==== Data extract

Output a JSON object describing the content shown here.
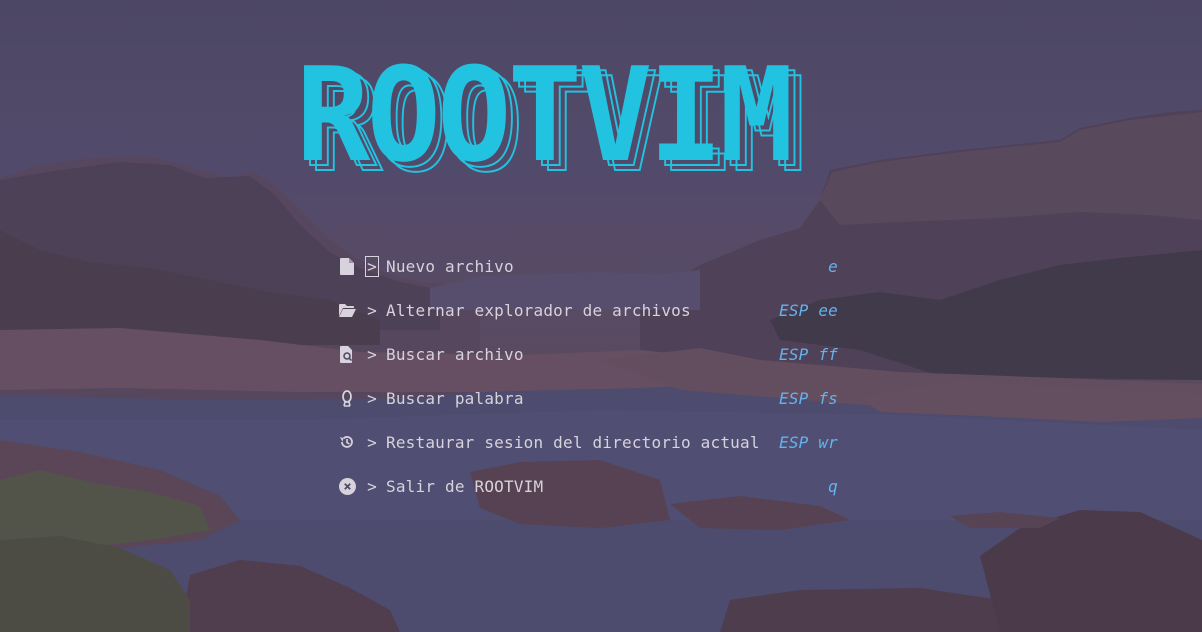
{
  "app": {
    "banner_text": "ROOTVIM",
    "accent_color": "#22c3e0",
    "key_color": "#63b3f0",
    "text_color": "#d7d2dc"
  },
  "menu": {
    "caret": ">",
    "items": [
      {
        "icon": "file-icon",
        "label": "Nuevo archivo",
        "key": "e"
      },
      {
        "icon": "folder-open-icon",
        "label": "Alternar explorador de archivos",
        "key": "ESP ee"
      },
      {
        "icon": "file-search-icon",
        "label": "Buscar archivo",
        "key": "ESP ff"
      },
      {
        "icon": "search-word-icon",
        "label": "Buscar palabra",
        "key": "ESP fs"
      },
      {
        "icon": "restore-session-icon",
        "label": "Restaurar sesion del directorio actual",
        "key": "ESP wr"
      },
      {
        "icon": "close-circle-icon",
        "label": "Salir de ROOTVIM",
        "key": "q"
      }
    ]
  }
}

========

Task = Omit every picture, then reproduce the rest of the listing exactly.

Expected output =
Output a JSON object describing the content shown here.
{
  "app": {
    "banner_text": "ROOTVIM",
    "accent_color": "#22c3e0",
    "key_color": "#63b3f0",
    "text_color": "#d7d2dc"
  },
  "menu": {
    "caret": ">",
    "items": [
      {
        "icon": "file-icon",
        "label": "Nuevo archivo",
        "key": "e"
      },
      {
        "icon": "folder-open-icon",
        "label": "Alternar explorador de archivos",
        "key": "ESP ee"
      },
      {
        "icon": "file-search-icon",
        "label": "Buscar archivo",
        "key": "ESP ff"
      },
      {
        "icon": "search-word-icon",
        "label": "Buscar palabra",
        "key": "ESP fs"
      },
      {
        "icon": "restore-session-icon",
        "label": "Restaurar sesion del directorio actual",
        "key": "ESP wr"
      },
      {
        "icon": "close-circle-icon",
        "label": "Salir de ROOTVIM",
        "key": "q"
      }
    ]
  }
}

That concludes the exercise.